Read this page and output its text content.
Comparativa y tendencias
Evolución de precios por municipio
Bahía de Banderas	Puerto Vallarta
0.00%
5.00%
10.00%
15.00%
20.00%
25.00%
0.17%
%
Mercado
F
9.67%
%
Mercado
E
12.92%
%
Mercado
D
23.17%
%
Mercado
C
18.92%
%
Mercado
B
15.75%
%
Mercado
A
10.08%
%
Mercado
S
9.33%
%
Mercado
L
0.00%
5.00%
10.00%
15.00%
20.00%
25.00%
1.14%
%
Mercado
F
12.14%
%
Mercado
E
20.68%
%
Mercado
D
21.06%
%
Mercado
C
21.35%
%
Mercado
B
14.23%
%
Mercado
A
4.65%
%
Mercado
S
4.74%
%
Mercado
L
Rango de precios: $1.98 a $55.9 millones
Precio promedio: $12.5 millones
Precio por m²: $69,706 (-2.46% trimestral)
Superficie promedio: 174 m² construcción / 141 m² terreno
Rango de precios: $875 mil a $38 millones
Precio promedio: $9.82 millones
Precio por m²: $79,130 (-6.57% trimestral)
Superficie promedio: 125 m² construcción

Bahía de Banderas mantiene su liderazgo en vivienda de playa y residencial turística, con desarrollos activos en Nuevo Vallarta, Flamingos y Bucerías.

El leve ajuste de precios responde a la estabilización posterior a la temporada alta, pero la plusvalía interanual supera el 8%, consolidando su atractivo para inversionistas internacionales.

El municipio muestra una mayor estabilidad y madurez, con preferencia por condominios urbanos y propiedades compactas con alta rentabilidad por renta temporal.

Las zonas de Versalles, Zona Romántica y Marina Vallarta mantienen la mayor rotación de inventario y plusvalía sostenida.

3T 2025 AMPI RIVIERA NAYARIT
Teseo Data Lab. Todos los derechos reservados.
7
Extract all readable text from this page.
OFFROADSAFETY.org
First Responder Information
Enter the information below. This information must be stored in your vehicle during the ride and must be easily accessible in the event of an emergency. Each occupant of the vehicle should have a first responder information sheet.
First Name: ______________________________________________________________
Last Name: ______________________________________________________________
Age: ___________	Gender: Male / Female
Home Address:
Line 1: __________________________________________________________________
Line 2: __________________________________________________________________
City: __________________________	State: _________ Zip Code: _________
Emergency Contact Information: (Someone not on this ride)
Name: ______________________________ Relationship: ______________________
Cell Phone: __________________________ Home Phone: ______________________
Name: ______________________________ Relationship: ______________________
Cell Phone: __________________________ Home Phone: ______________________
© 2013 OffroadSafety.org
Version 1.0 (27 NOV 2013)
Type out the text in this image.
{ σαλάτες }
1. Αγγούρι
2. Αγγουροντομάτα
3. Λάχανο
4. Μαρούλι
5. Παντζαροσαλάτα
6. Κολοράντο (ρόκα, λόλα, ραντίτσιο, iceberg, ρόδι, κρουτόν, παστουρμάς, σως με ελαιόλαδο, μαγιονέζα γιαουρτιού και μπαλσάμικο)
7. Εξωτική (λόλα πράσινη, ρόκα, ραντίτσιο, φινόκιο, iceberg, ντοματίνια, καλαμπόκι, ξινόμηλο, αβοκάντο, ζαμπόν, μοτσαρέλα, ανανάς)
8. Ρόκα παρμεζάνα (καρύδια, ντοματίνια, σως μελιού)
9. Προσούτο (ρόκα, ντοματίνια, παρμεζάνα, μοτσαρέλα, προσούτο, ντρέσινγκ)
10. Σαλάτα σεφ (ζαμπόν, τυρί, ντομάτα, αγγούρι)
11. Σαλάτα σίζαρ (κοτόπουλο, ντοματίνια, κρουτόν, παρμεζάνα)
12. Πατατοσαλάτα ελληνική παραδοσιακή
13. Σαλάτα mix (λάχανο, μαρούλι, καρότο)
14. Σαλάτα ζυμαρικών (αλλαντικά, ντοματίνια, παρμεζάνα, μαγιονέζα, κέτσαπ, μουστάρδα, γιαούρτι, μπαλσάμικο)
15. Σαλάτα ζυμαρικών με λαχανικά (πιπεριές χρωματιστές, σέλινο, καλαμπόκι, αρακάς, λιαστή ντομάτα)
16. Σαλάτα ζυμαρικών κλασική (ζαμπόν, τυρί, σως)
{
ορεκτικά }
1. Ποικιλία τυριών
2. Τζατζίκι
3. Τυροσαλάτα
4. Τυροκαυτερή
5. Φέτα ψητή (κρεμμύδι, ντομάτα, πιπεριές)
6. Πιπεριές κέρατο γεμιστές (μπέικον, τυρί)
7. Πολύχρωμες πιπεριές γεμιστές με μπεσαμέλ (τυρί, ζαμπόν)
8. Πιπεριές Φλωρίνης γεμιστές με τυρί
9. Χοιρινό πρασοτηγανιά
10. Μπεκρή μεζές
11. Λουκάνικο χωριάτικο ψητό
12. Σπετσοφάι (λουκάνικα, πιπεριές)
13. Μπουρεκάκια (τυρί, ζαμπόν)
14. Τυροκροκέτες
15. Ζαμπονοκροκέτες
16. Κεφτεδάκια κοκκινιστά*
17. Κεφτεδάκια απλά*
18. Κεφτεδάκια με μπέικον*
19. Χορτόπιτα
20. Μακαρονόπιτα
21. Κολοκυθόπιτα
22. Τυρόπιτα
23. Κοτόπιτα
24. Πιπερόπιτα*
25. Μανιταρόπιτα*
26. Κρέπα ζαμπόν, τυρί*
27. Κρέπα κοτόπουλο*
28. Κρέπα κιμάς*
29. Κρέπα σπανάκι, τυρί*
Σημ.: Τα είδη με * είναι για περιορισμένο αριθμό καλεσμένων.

YOUR OBJECTIVE: Using the listing above, pick out each line that contains the word "mayor", then copy it.

ANSWER TO THE EXERCISE:
El municipio muestra una mayor estabilidad y madurez, con preferencia por condominios urbanos y propiedades compactas con alta rentabilidad por renta temporal.
Las zonas de Versalles, Zona Romántica y Marina Vallarta mantienen la mayor rotación de inventario y plusvalía sostenida.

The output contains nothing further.